## EXERCISE DATA
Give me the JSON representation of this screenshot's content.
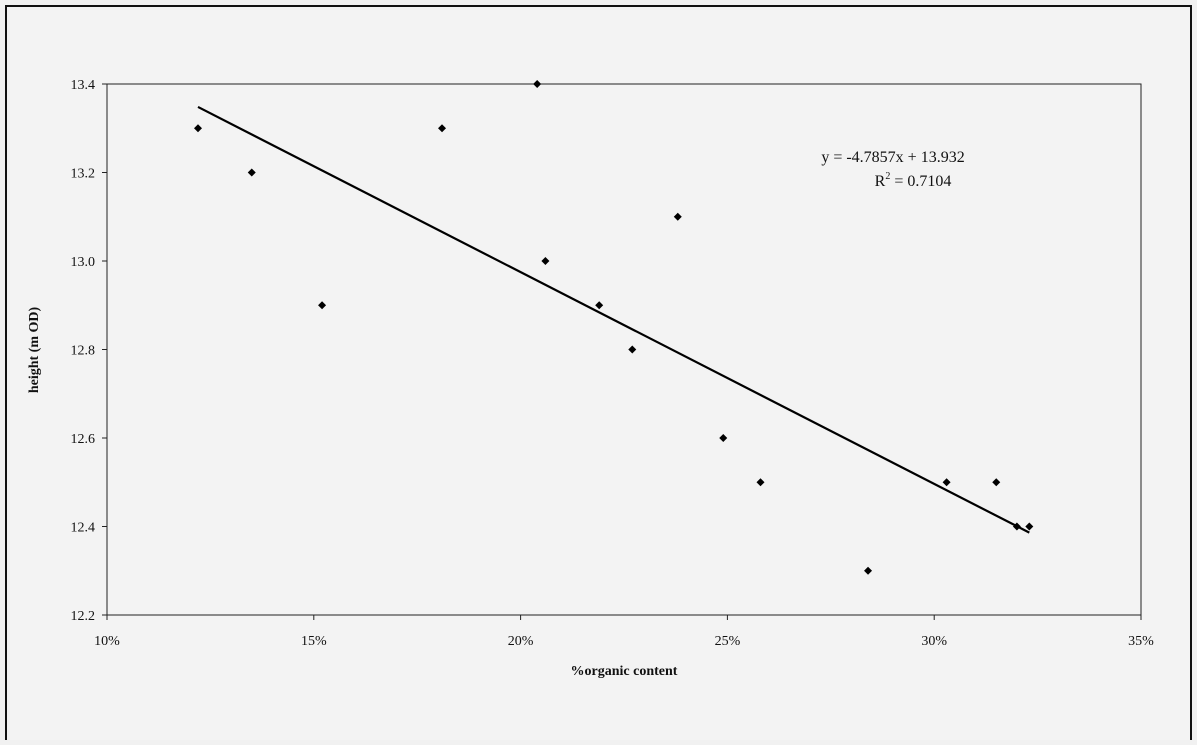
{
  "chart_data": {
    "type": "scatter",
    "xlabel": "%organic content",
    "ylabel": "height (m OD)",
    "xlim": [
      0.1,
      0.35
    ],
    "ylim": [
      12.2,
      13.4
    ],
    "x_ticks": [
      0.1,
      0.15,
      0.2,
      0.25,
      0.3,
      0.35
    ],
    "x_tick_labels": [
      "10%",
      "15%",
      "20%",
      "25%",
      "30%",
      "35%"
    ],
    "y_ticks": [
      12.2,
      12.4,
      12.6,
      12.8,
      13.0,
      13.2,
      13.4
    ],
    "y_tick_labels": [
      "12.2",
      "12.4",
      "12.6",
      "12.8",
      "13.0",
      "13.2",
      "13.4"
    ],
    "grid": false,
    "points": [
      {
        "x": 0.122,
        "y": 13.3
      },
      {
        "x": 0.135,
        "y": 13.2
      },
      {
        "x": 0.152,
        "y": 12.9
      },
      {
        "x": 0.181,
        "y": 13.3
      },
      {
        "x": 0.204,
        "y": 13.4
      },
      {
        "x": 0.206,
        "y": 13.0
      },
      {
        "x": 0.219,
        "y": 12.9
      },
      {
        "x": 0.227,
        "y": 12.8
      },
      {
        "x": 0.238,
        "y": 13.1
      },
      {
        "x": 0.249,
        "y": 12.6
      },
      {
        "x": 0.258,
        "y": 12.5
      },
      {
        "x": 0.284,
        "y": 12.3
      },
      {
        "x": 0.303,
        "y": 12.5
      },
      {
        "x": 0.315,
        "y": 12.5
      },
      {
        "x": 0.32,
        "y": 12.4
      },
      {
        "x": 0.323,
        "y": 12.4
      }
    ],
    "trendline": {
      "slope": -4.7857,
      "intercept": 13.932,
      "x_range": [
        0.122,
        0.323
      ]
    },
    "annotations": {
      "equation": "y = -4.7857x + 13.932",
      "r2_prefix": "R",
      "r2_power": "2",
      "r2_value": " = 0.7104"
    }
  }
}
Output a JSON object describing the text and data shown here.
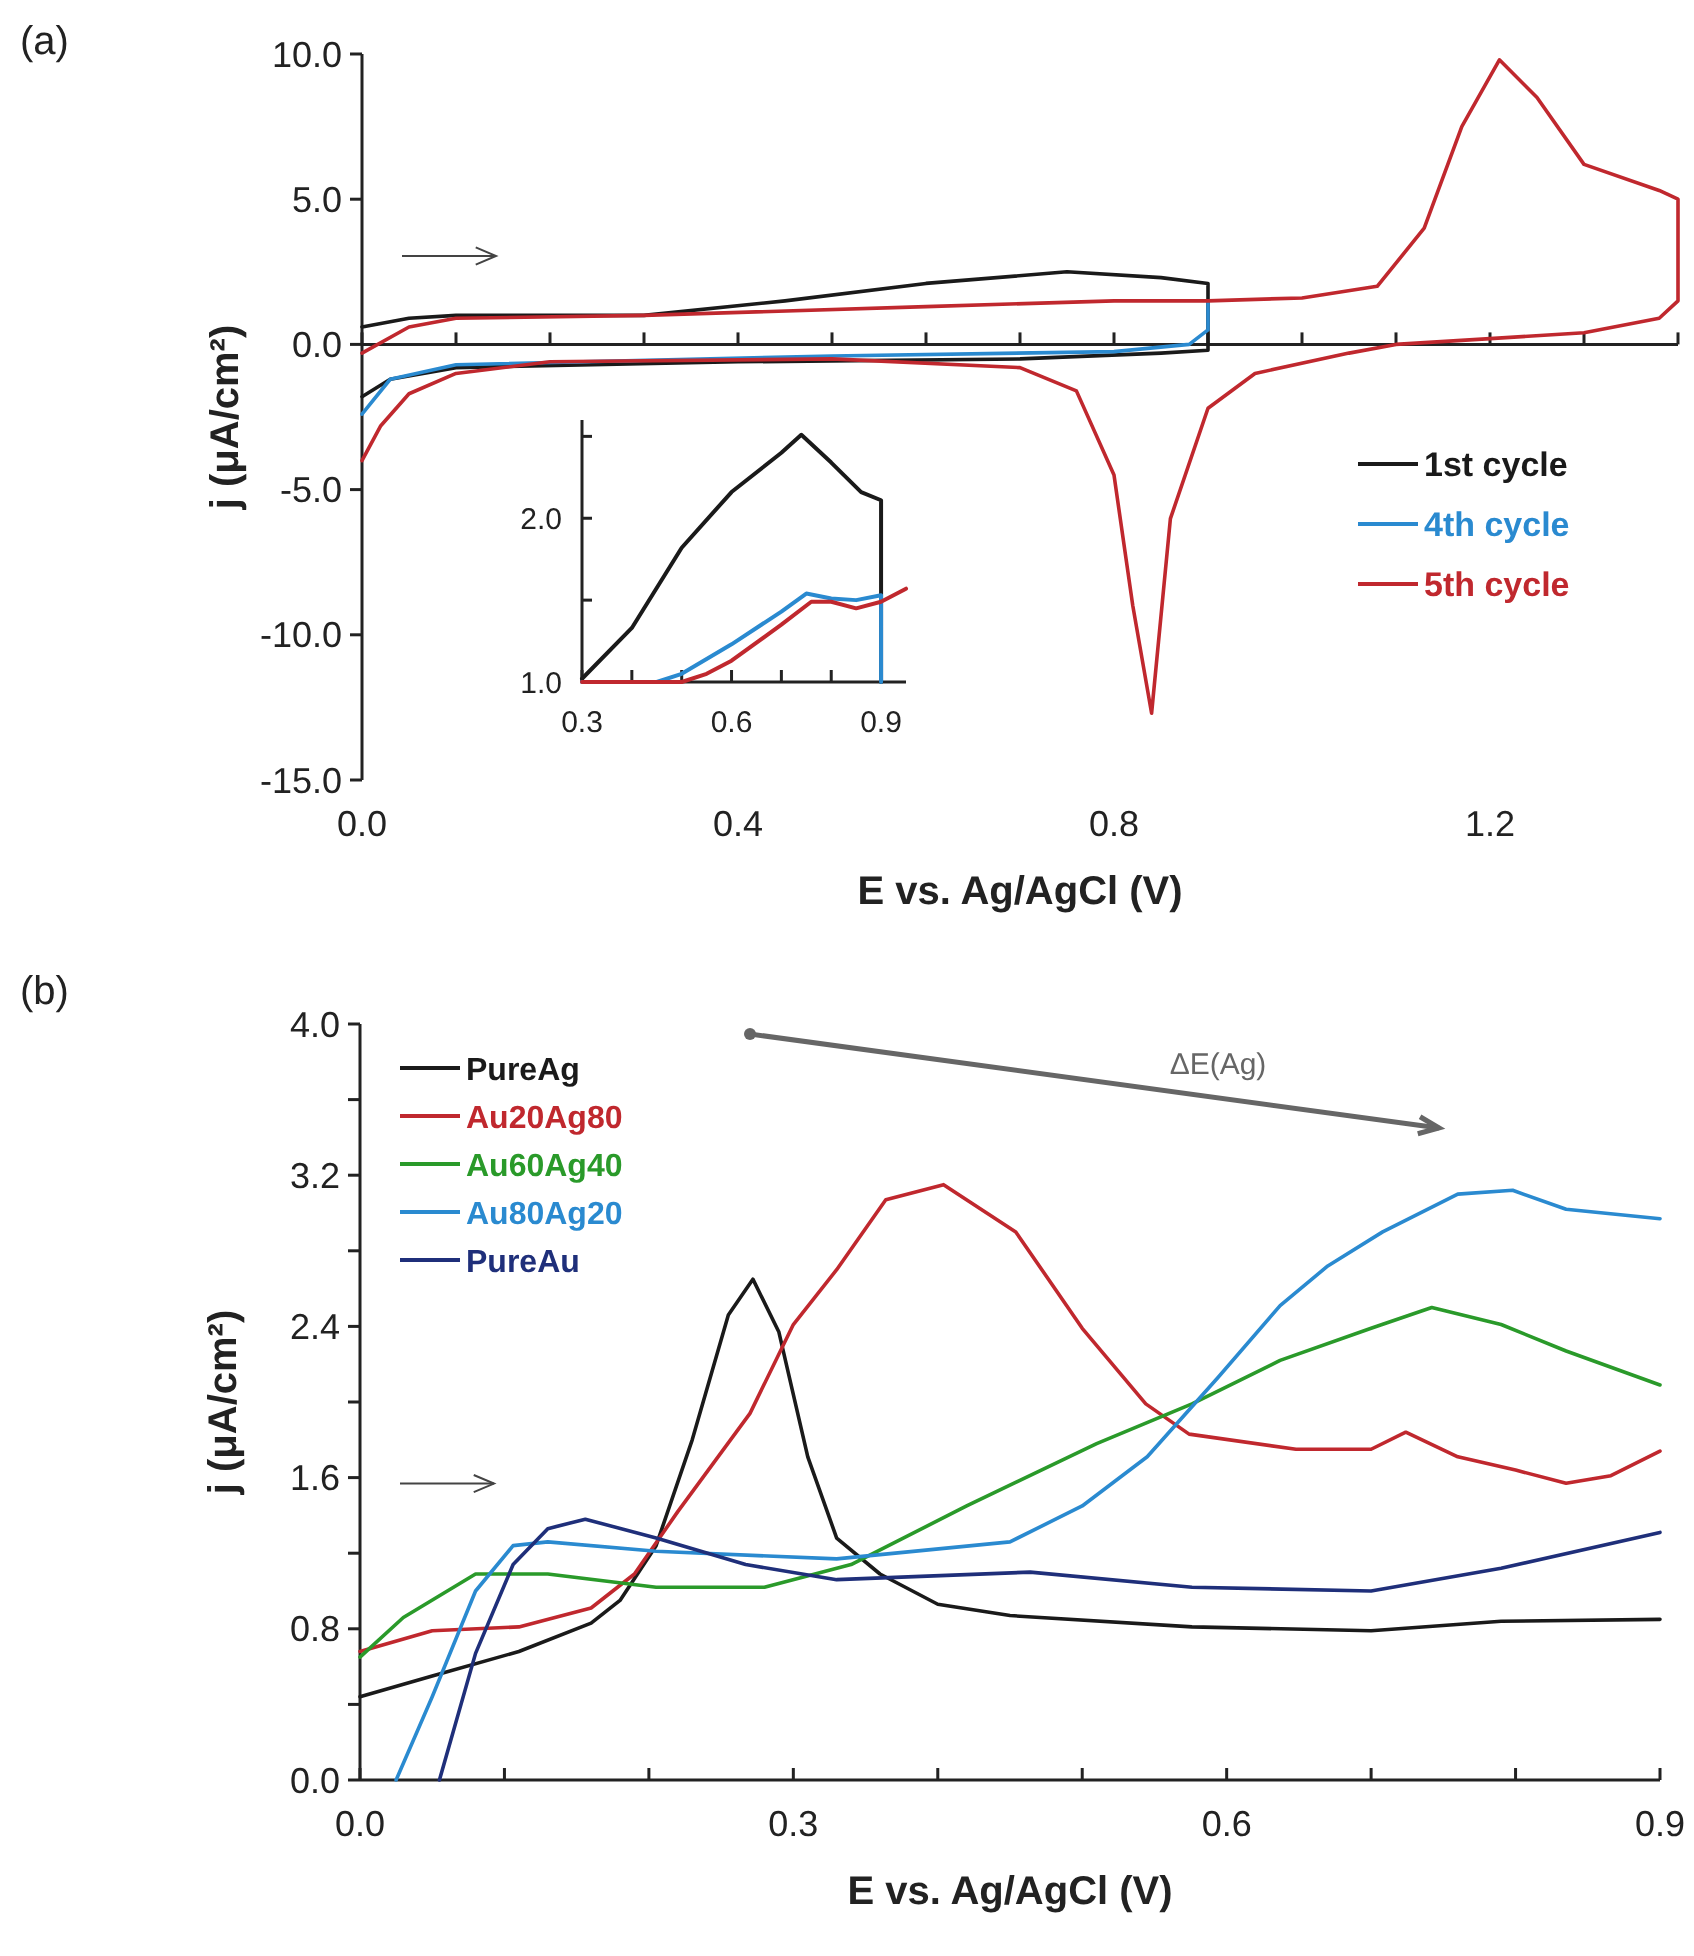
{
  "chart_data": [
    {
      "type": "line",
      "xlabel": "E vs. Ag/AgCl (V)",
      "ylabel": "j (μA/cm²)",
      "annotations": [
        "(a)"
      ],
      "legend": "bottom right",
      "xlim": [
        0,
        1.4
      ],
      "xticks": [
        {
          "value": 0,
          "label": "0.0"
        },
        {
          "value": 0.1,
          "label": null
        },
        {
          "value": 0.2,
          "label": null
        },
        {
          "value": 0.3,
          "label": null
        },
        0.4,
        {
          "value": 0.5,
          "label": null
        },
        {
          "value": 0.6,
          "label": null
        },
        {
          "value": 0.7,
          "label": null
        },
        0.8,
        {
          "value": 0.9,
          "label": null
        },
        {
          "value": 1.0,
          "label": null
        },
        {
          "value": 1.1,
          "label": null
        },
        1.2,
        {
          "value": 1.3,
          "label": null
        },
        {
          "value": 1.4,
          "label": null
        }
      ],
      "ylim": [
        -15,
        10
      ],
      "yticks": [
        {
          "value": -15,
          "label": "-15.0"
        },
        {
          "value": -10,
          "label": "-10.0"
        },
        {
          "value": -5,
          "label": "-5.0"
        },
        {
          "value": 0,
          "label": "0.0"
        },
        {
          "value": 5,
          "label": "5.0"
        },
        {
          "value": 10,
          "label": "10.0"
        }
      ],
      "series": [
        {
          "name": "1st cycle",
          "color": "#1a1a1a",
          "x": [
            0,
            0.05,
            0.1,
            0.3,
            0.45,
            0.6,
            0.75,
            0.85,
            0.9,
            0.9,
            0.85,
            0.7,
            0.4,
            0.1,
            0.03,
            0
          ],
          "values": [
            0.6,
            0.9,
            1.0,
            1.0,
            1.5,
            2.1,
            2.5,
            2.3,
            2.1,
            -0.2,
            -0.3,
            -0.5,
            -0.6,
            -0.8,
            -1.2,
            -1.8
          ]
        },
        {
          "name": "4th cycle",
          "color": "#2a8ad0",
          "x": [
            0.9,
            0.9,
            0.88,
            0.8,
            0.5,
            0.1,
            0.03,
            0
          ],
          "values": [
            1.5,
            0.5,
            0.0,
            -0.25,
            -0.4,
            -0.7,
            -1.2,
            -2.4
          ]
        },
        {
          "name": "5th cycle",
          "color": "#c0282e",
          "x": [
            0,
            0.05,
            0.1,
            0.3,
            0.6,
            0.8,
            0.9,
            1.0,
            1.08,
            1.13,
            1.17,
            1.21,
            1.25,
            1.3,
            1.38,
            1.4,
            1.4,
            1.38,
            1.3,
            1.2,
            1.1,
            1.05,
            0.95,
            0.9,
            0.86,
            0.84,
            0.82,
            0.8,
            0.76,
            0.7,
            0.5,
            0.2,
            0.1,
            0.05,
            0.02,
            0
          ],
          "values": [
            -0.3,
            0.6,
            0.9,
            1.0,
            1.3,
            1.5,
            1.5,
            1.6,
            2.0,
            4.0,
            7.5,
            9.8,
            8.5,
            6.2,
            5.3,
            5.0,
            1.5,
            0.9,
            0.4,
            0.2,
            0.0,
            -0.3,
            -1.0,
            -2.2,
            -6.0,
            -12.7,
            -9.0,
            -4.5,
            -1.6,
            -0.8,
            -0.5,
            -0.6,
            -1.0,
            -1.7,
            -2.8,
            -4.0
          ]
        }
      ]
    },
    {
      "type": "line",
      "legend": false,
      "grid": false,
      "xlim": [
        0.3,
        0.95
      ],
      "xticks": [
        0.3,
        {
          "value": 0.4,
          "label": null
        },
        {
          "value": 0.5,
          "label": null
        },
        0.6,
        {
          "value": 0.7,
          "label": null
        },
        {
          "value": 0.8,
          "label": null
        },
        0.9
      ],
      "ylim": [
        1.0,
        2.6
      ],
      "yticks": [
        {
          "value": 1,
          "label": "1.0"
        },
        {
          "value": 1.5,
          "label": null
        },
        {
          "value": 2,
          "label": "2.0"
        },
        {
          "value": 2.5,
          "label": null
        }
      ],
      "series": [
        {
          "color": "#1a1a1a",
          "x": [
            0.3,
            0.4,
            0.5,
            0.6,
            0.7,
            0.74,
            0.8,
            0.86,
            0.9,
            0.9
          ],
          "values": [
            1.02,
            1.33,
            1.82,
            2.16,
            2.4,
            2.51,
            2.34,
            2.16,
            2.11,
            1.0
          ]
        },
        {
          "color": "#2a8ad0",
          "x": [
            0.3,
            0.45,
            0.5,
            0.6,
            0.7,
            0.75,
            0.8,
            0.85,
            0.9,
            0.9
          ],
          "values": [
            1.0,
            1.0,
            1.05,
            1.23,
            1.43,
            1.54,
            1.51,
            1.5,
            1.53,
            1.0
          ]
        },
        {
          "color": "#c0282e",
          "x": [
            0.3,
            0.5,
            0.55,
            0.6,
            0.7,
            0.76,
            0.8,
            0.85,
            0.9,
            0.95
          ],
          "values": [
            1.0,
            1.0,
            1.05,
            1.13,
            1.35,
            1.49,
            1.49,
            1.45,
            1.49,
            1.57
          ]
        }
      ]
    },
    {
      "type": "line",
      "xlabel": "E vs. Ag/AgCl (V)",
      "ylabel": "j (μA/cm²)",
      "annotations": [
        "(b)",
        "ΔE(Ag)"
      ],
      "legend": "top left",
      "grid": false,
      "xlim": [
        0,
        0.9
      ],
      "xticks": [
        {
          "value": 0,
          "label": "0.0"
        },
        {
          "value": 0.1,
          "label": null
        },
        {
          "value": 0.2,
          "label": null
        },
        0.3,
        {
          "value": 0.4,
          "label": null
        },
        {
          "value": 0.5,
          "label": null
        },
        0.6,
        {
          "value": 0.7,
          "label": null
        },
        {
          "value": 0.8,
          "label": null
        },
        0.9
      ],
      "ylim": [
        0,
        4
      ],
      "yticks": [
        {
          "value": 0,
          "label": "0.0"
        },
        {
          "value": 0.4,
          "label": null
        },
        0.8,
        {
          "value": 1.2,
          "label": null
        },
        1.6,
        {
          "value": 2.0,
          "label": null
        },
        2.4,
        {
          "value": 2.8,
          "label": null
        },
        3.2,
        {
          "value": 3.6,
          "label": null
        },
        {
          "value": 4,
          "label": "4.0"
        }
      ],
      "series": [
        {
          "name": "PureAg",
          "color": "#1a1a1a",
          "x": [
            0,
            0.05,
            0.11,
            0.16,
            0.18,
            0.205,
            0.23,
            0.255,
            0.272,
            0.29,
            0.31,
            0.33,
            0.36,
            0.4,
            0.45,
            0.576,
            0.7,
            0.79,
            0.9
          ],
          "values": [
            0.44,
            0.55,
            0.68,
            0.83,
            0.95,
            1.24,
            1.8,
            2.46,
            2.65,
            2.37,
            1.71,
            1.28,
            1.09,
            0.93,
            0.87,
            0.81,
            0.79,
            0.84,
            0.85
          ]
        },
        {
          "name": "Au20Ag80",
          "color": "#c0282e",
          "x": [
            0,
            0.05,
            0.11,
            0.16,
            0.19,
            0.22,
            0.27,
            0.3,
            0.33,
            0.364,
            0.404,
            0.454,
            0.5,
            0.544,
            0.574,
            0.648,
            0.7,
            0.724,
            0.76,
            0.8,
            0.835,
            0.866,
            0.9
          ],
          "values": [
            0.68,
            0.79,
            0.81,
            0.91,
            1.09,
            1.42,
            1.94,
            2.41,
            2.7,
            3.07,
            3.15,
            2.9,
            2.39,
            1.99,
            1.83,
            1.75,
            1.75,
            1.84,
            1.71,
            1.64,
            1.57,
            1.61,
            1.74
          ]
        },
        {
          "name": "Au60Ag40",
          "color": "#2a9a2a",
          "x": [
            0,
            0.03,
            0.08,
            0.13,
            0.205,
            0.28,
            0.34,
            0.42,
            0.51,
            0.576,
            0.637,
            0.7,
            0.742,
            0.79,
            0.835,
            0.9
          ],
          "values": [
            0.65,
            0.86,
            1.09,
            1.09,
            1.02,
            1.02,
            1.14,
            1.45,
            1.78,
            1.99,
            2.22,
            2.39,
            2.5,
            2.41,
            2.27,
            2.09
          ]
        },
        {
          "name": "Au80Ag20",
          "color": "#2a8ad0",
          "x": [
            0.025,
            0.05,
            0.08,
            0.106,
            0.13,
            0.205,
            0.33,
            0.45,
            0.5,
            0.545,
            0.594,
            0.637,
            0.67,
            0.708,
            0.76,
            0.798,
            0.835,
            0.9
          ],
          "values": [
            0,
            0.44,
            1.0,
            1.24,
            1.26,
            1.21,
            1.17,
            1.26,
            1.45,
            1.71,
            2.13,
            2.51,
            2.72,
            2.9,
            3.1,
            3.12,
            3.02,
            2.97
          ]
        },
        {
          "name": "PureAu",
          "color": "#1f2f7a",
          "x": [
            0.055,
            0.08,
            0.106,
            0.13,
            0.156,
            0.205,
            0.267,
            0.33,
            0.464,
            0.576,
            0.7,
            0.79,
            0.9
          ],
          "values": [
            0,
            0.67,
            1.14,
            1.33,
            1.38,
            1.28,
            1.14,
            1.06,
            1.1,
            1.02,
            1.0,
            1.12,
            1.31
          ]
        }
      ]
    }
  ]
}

## OBJECTIVE
Search the entries for the word "name", then gather every line that has it.

## TASK SOLUTION
          "name": "1st cycle",
          "name": "4th cycle",
          "name": "5th cycle",
          "name": "PureAg",
          "name": "Au20Ag80",
          "name": "Au60Ag40",
          "name": "Au80Ag20",
          "name": "PureAu",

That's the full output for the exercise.